Given data »
-- Start --
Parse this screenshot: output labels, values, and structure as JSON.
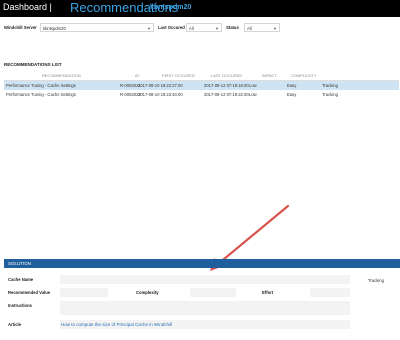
{
  "header": {
    "dashboard_label": "Dashboard |",
    "title": "Recommendations",
    "server_name": "kbntspdm20"
  },
  "filters": {
    "server_label": "Windchill Server",
    "server_value": "kbntspdm20",
    "last_label": "Last Occured",
    "last_value": "All",
    "status_label": "Status",
    "status_value": "All"
  },
  "recommendations": {
    "section_title": "RECOMMENDATIONS LIST",
    "columns": [
      "RECOMMENDATION",
      "ID",
      "FIRST OCCURED",
      "LAST OCCURED",
      "IMPACT",
      "COMPLEXITY"
    ],
    "rows": [
      {
        "recommendation": "Performance Tuning - Cache Settings",
        "id": "R-0053021",
        "first": "2017-08-10 19:22:27.00",
        "last": "2017-08-12 07:19:18.00",
        "impact": "Low",
        "complexity": "Easy",
        "status": "Tracking"
      },
      {
        "recommendation": "Performance Tuning - Cache Settings",
        "id": "R-0053022",
        "first": "2017-08-10 19:22:40.00",
        "last": "2017-08-12 07:19:22.00",
        "impact": "Low",
        "complexity": "Easy",
        "status": "Tracking"
      }
    ]
  },
  "solution": {
    "section_title": "SOLUTION",
    "cache_name_label": "Cache Name",
    "status_value": "Tracking",
    "recommended_value_label": "Recommended Value",
    "complexity_label": "Complexity",
    "effort_label": "Effort",
    "instructions_label": "Instructions",
    "article_label": "Article",
    "article_link": "How to compute the size of Principal Cache in Windchill"
  },
  "colors": {
    "header_bg": "#000000",
    "accent": "#3aa3e3",
    "selected_row": "#cfe4f2",
    "solution_bar": "#1f5f9e",
    "annotation_arrow": "#d9534f"
  }
}
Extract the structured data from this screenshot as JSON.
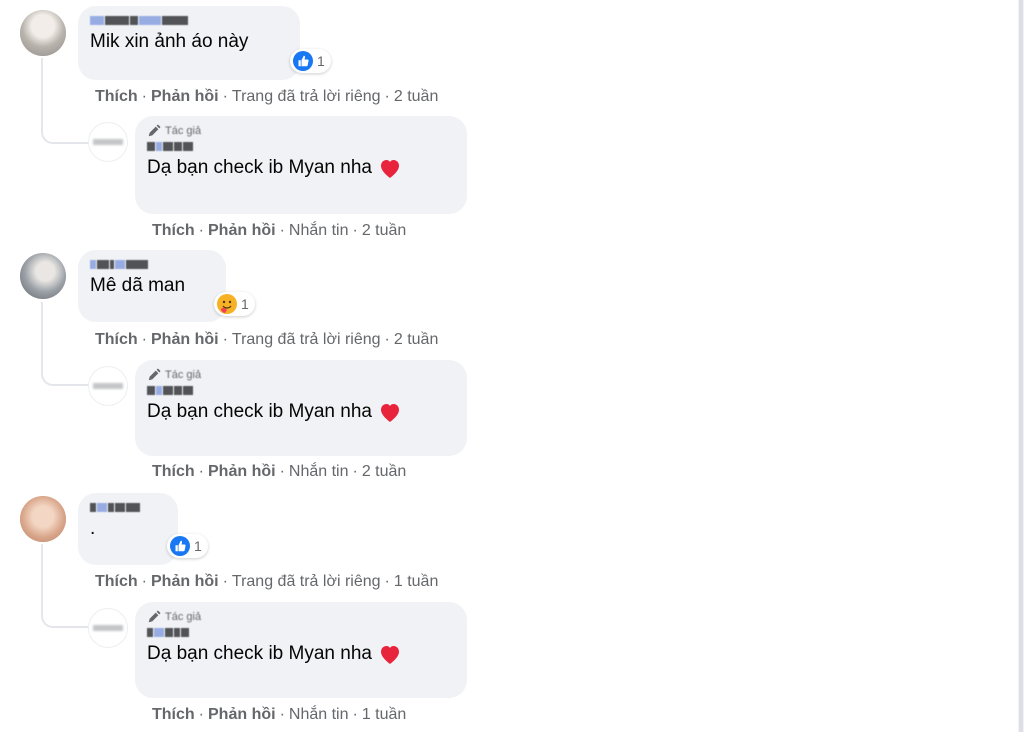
{
  "comments": [
    {
      "text": "Mik xin ảnh áo này",
      "reaction_type": "like",
      "reaction_count": "1",
      "actions": {
        "like": "Thích",
        "reply": "Phản hồi",
        "status": "Trang đã trả lời riêng",
        "time": "2 tuần"
      },
      "reply": {
        "author_badge": "Tác giả",
        "text": "Dạ bạn check ib Myan nha",
        "actions": {
          "like": "Thích",
          "reply": "Phản hồi",
          "status": "Nhắn tin",
          "time": "2 tuần"
        }
      }
    },
    {
      "text": "Mê dã man",
      "reaction_type": "care",
      "reaction_count": "1",
      "actions": {
        "like": "Thích",
        "reply": "Phản hồi",
        "status": "Trang đã trả lời riêng",
        "time": "2 tuần"
      },
      "reply": {
        "author_badge": "Tác giả",
        "text": "Dạ bạn check ib Myan nha",
        "actions": {
          "like": "Thích",
          "reply": "Phản hồi",
          "status": "Nhắn tin",
          "time": "2 tuần"
        }
      }
    },
    {
      "text": ".",
      "reaction_type": "like",
      "reaction_count": "1",
      "actions": {
        "like": "Thích",
        "reply": "Phản hồi",
        "status": "Trang đã trả lời riêng",
        "time": "1 tuần"
      },
      "reply": {
        "author_badge": "Tác giả",
        "text": "Dạ bạn check ib Myan nha",
        "actions": {
          "like": "Thích",
          "reply": "Phản hồi",
          "status": "Nhắn tin",
          "time": "1 tuần"
        }
      }
    }
  ],
  "colors": {
    "like_blue": "#1877f2",
    "heart_red": "#f33e58",
    "bubble_bg": "#f0f2f5",
    "meta_gray": "#65676b"
  },
  "icons": {
    "like": "thumbs-up-icon",
    "care": "care-emoji-icon",
    "heart": "red-heart-icon",
    "author": "pencil-author-icon"
  }
}
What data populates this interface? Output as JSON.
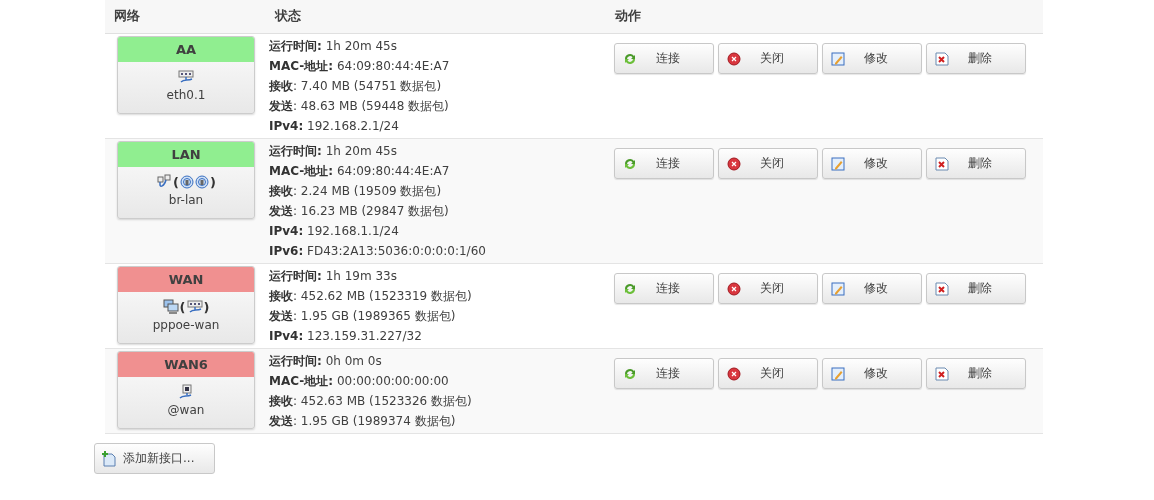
{
  "table": {
    "columns": [
      "网络",
      "状态",
      "动作"
    ],
    "rows": [
      {
        "name": "AA",
        "color": "#90ee90",
        "icons": [
          {
            "kind": "ethernet"
          }
        ],
        "device": "eth0.1",
        "status": [
          "**运行时间:** 1h 20m 45s",
          "**MAC-地址:** 64:09:80:44:4E:A7",
          "**接收**: 7.40 MB (54751 数据包)",
          "**发送**: 48.63 MB (59448 数据包)",
          "**IPv4:** 192.168.2.1/24"
        ],
        "buttons": [
          {
            "kind": "connect",
            "label": "连接"
          },
          {
            "kind": "stop",
            "label": "关闭"
          },
          {
            "kind": "edit",
            "label": "修改"
          },
          {
            "kind": "delete",
            "label": "删除"
          }
        ]
      },
      {
        "name": "LAN",
        "color": "#90ee90",
        "icons": [
          {
            "kind": "bridge"
          },
          {
            "kind": "group",
            "open": "(",
            "close": ")",
            "children": [
              {
                "kind": "wireless"
              },
              {
                "kind": "wireless"
              }
            ]
          }
        ],
        "device": "br-lan",
        "status": [
          "**运行时间:** 1h 20m 45s",
          "**MAC-地址:** 64:09:80:44:4E:A7",
          "**接收**: 2.24 MB (19509 数据包)",
          "**发送**: 16.23 MB (29847 数据包)",
          "**IPv4:** 192.168.1.1/24",
          "**IPv6:** FD43:2A13:5036:0:0:0:0:1/60"
        ],
        "buttons": [
          {
            "kind": "connect",
            "label": "连接"
          },
          {
            "kind": "stop",
            "label": "关闭"
          },
          {
            "kind": "edit",
            "label": "修改"
          },
          {
            "kind": "delete",
            "label": "删除"
          }
        ]
      },
      {
        "name": "WAN",
        "color": "#f09090",
        "icons": [
          {
            "kind": "computer"
          },
          {
            "kind": "group",
            "open": "(",
            "close": ")",
            "children": [
              {
                "kind": "ethernet"
              }
            ]
          }
        ],
        "device": "pppoe-wan",
        "status": [
          "**运行时间:** 1h 19m 33s",
          "**接收**: 452.62 MB (1523319 数据包)",
          "**发送**: 1.95 GB (1989365 数据包)",
          "**IPv4:** 123.159.31.227/32"
        ],
        "buttons": [
          {
            "kind": "connect",
            "label": "连接"
          },
          {
            "kind": "stop",
            "label": "关闭"
          },
          {
            "kind": "edit",
            "label": "修改"
          },
          {
            "kind": "delete",
            "label": "删除"
          }
        ]
      },
      {
        "name": "WAN6",
        "color": "#f09090",
        "icons": [
          {
            "kind": "port"
          }
        ],
        "device": "@wan",
        "status": [
          "**运行时间:** 0h 0m 0s",
          "**MAC-地址:** 00:00:00:00:00:00",
          "**接收**: 452.63 MB (1523326 数据包)",
          "**发送**: 1.95 GB (1989374 数据包)"
        ],
        "buttons": [
          {
            "kind": "connect",
            "label": "连接"
          },
          {
            "kind": "stop",
            "label": "关闭"
          },
          {
            "kind": "edit",
            "label": "修改"
          },
          {
            "kind": "delete",
            "label": "删除"
          }
        ]
      }
    ]
  },
  "add_button": {
    "label": "添加新接口..."
  }
}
-- End --
Task to carry out » Reproduce every line precisely as given, omitting all pictures.

Exercise answer »
Parse this screenshot: output labels, values, and structure as JSON.
{
  "header": {
    "dashboard_label": "Dashboard |",
    "title": "Recommendations",
    "server_name": "kbntspdm20"
  },
  "filters": {
    "server_label": "Windchill Server",
    "server_value": "kbntspdm20",
    "last_label": "Last Occured",
    "last_value": "All",
    "status_label": "Status",
    "status_value": "All"
  },
  "recommendations": {
    "section_title": "RECOMMENDATIONS LIST",
    "columns": [
      "RECOMMENDATION",
      "ID",
      "FIRST OCCURED",
      "LAST OCCURED",
      "IMPACT",
      "COMPLEXITY"
    ],
    "rows": [
      {
        "recommendation": "Performance Tuning - Cache Settings",
        "id": "R-0053021",
        "first": "2017-08-10 19:22:27.00",
        "last": "2017-08-12 07:19:18.00",
        "impact": "Low",
        "complexity": "Easy",
        "status": "Tracking"
      },
      {
        "recommendation": "Performance Tuning - Cache Settings",
        "id": "R-0053022",
        "first": "2017-08-10 19:22:40.00",
        "last": "2017-08-12 07:19:22.00",
        "impact": "Low",
        "complexity": "Easy",
        "status": "Tracking"
      }
    ]
  },
  "solution": {
    "section_title": "SOLUTION",
    "cache_name_label": "Cache Name",
    "status_value": "Tracking",
    "recommended_value_label": "Recommended Value",
    "complexity_label": "Complexity",
    "effort_label": "Effort",
    "instructions_label": "Instructions",
    "article_label": "Article",
    "article_link": "How to compute the size of Principal Cache in Windchill"
  },
  "colors": {
    "header_bg": "#000000",
    "accent": "#3aa3e3",
    "selected_row": "#cfe4f2",
    "solution_bar": "#1f5f9e",
    "annotation_arrow": "#d9534f"
  }
}
Extract the structured data from this screenshot as JSON.
{
  "comments": [
    {
      "text": "Mik xin ảnh áo này",
      "reaction_type": "like",
      "reaction_count": "1",
      "actions": {
        "like": "Thích",
        "reply": "Phản hồi",
        "status": "Trang đã trả lời riêng",
        "time": "2 tuần"
      },
      "reply": {
        "author_badge": "Tác giả",
        "text": "Dạ bạn check ib Myan nha",
        "actions": {
          "like": "Thích",
          "reply": "Phản hồi",
          "status": "Nhắn tin",
          "time": "2 tuần"
        }
      }
    },
    {
      "text": "Mê dã man",
      "reaction_type": "care",
      "reaction_count": "1",
      "actions": {
        "like": "Thích",
        "reply": "Phản hồi",
        "status": "Trang đã trả lời riêng",
        "time": "2 tuần"
      },
      "reply": {
        "author_badge": "Tác giả",
        "text": "Dạ bạn check ib Myan nha",
        "actions": {
          "like": "Thích",
          "reply": "Phản hồi",
          "status": "Nhắn tin",
          "time": "2 tuần"
        }
      }
    },
    {
      "text": ".",
      "reaction_type": "like",
      "reaction_count": "1",
      "actions": {
        "like": "Thích",
        "reply": "Phản hồi",
        "status": "Trang đã trả lời riêng",
        "time": "1 tuần"
      },
      "reply": {
        "author_badge": "Tác giả",
        "text": "Dạ bạn check ib Myan nha",
        "actions": {
          "like": "Thích",
          "reply": "Phản hồi",
          "status": "Nhắn tin",
          "time": "1 tuần"
        }
      }
    }
  ],
  "colors": {
    "like_blue": "#1877f2",
    "heart_red": "#f33e58",
    "bubble_bg": "#f0f2f5",
    "meta_gray": "#65676b"
  },
  "icons": {
    "like": "thumbs-up-icon",
    "care": "care-emoji-icon",
    "heart": "red-heart-icon",
    "author": "pencil-author-icon"
  }
}
What data populates this interface? Output as JSON.
{
  "table": {
    "columns": [
      "网络",
      "状态",
      "动作"
    ],
    "rows": [
      {
        "name": "AA",
        "color": "#90ee90",
        "icons": [
          {
            "kind": "ethernet"
          }
        ],
        "device": "eth0.1",
        "status": [
          "**运行时间:** 1h 20m 45s",
          "**MAC-地址:** 64:09:80:44:4E:A7",
          "**接收**: 7.40 MB (54751 数据包)",
          "**发送**: 48.63 MB (59448 数据包)",
          "**IPv4:** 192.168.2.1/24"
        ],
        "buttons": [
          {
            "kind": "connect",
            "label": "连接"
          },
          {
            "kind": "stop",
            "label": "关闭"
          },
          {
            "kind": "edit",
            "label": "修改"
          },
          {
            "kind": "delete",
            "label": "删除"
          }
        ]
      },
      {
        "name": "LAN",
        "color": "#90ee90",
        "icons": [
          {
            "kind": "bridge"
          },
          {
            "kind": "group",
            "open": "(",
            "close": ")",
            "children": [
              {
                "kind": "wireless"
              },
              {
                "kind": "wireless"
              }
            ]
          }
        ],
        "device": "br-lan",
        "status": [
          "**运行时间:** 1h 20m 45s",
          "**MAC-地址:** 64:09:80:44:4E:A7",
          "**接收**: 2.24 MB (19509 数据包)",
          "**发送**: 16.23 MB (29847 数据包)",
          "**IPv4:** 192.168.1.1/24",
          "**IPv6:** FD43:2A13:5036:0:0:0:0:1/60"
        ],
        "buttons": [
          {
            "kind": "connect",
            "label": "连接"
          },
          {
            "kind": "stop",
            "label": "关闭"
          },
          {
            "kind": "edit",
            "label": "修改"
          },
          {
            "kind": "delete",
            "label": "删除"
          }
        ]
      },
      {
        "name": "WAN",
        "color": "#f09090",
        "icons": [
          {
            "kind": "computer"
          },
          {
            "kind": "group",
            "open": "(",
            "close": ")",
            "children": [
              {
                "kind": "ethernet"
              }
            ]
          }
        ],
        "device": "pppoe-wan",
        "status": [
          "**运行时间:** 1h 19m 33s",
          "**接收**: 452.62 MB (1523319 数据包)",
          "**发送**: 1.95 GB (1989365 数据包)",
          "**IPv4:** 123.159.31.227/32"
        ],
        "buttons": [
          {
            "kind": "connect",
            "label": "连接"
          },
          {
            "kind": "stop",
            "label": "关闭"
          },
          {
            "kind": "edit",
            "label": "修改"
          },
          {
            "kind": "delete",
            "label": "删除"
          }
        ]
      },
      {
        "name": "WAN6",
        "color": "#f09090",
        "icons": [
          {
            "kind": "port"
          }
        ],
        "device": "@wan",
        "status": [
          "**运行时间:** 0h 0m 0s",
          "**MAC-地址:** 00:00:00:00:00:00",
          "**接收**: 452.63 MB (1523326 数据包)",
          "**发送**: 1.95 GB (1989374 数据包)"
        ],
        "buttons": [
          {
            "kind": "connect",
            "label": "连接"
          },
          {
            "kind": "stop",
            "label": "关闭"
          },
          {
            "kind": "edit",
            "label": "修改"
          },
          {
            "kind": "delete",
            "label": "删除"
          }
        ]
      }
    ]
  },
  "add_button": {
    "label": "添加新接口..."
  }
}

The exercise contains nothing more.